── Passage shown
Third, there are signs the Chinese leadership is getting really scared of its own people. Besides Soviet-style pervasive media and Internet censorship, China recently forbade the showing of the movie Avatar . Apparently, "natives fighting exploiters" is too close to what the Chinese authorities are doing to landed peasants. A government fearing an uprising due to a movie? Would you invest there?

At the same time, minions of this scared leadership allegedly hacked Google's g-mail to find out which of its citizens are peeved. But Google is fighting back, threatening to walk out of China, and for the first time, the U.S. government is supporting this courageous stance. None of this is good for the Chinese market, especially with its huge overcapacity overhang.

How to play the Chinese bubble?

First is to recognize that its bursting would impinge on all markets, and start hedging with shorts.
────
── Information supplied
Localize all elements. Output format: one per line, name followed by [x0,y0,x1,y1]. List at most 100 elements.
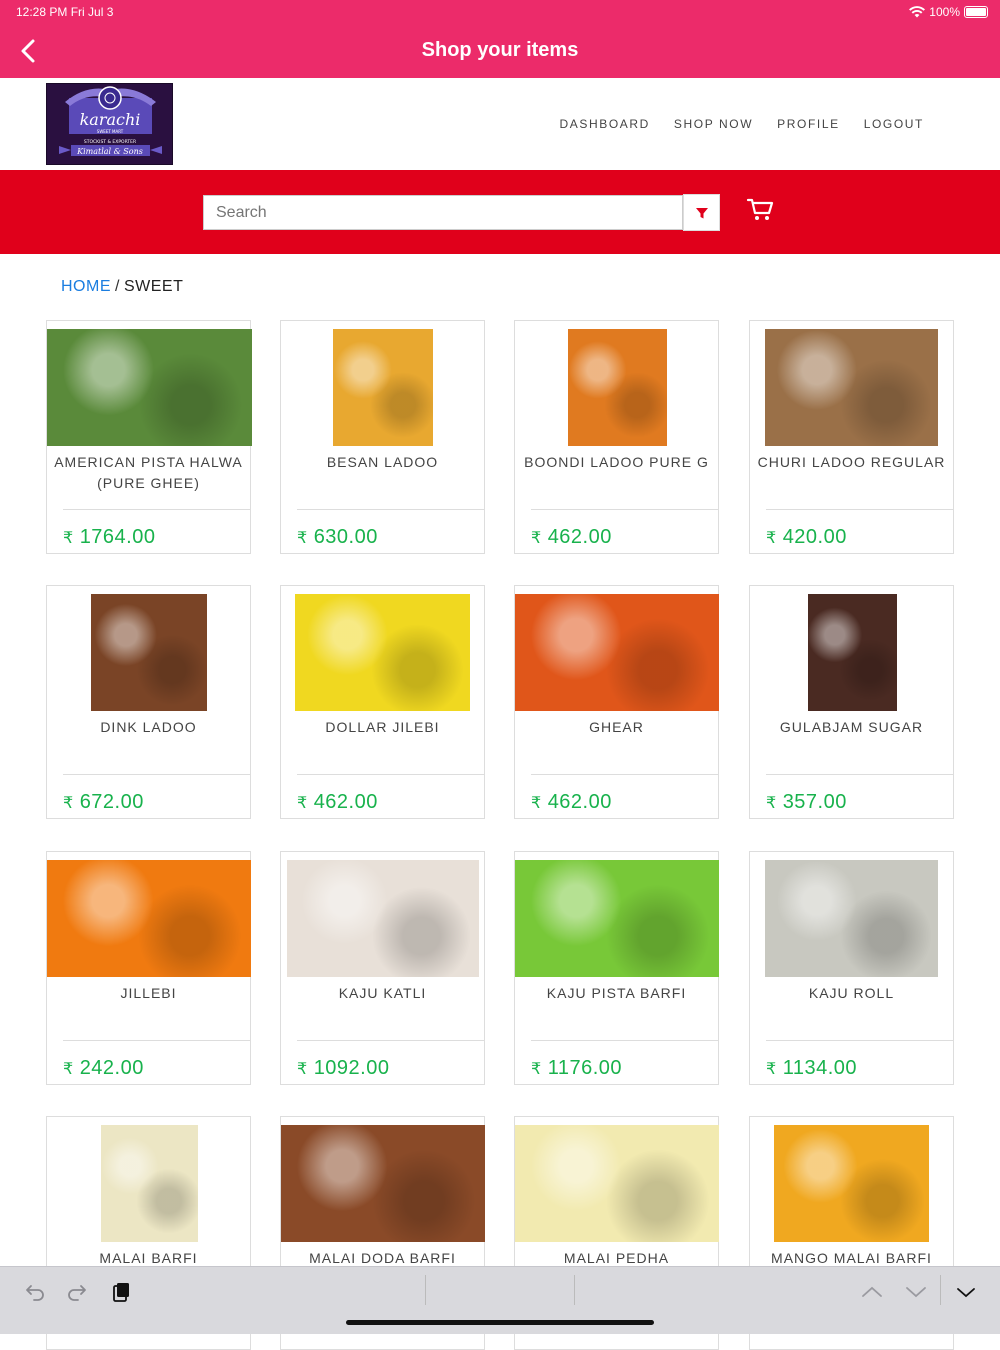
────
▶ [Tasks and exercises]:
a) Answer from the text on the Chinese bubble:
(i) Which movie did China recently forbid from being shown?
(ii) What did Google threaten to do?
(iii) What is the first step named for how to play the Chinese bubble?
b) Rewrite the text on the Chinese bubble between "At the same" and "hedging with shorts.", inclusive, with "overcapacity" changed to "excess capacity".
c) Write what comes next in the text on the Chinese bubble, starting after its final sentence.
None of the material is needed here.

▶ [Outputs in order]:
a)
(i) Avatar.
(ii) To walk out of China.
(iii) To recognize that its bursting would impinge on all markets, and to start hedging with shorts.

b)
At the same time, minions of this scared leadership allegedly hacked Google's g-mail to find out which of its citizens are peeved. But Google is fighting back, threatening to walk out of China, and for the first time, the U.S. government is supporting this courageous stance. None of this is good for the Chinese market, especially with its huge excess capacity overhang.

How to play the Chinese bubble?

First is to recognize that its bursting would impinge on all markets, and start hedging with shorts.

c)
Second, one can short the Chinese market directly via its exchange-trade fund - the FXI. There's also a negative ETF, the FXP, but I'd rather short the long ETF, if it can be borrowed cheaply.

What of individual stocks? It's hard to sleuth them from afar without knowing the lingo and the terrain. But China BAK Battery looks ripe: Its revenue growth is not matched by internal accounting figures - which to me always rings alarm bells. Besides, the story of lithium batteries seems over-hyped.

What of counter-arguments?

Jim Rogers, the famed China and commodities expert, thinks Mr. Chanos, despite his prescient call on Enron, is all wet here. Check both their views, and decide for yourself. As for me, I am a China bear here.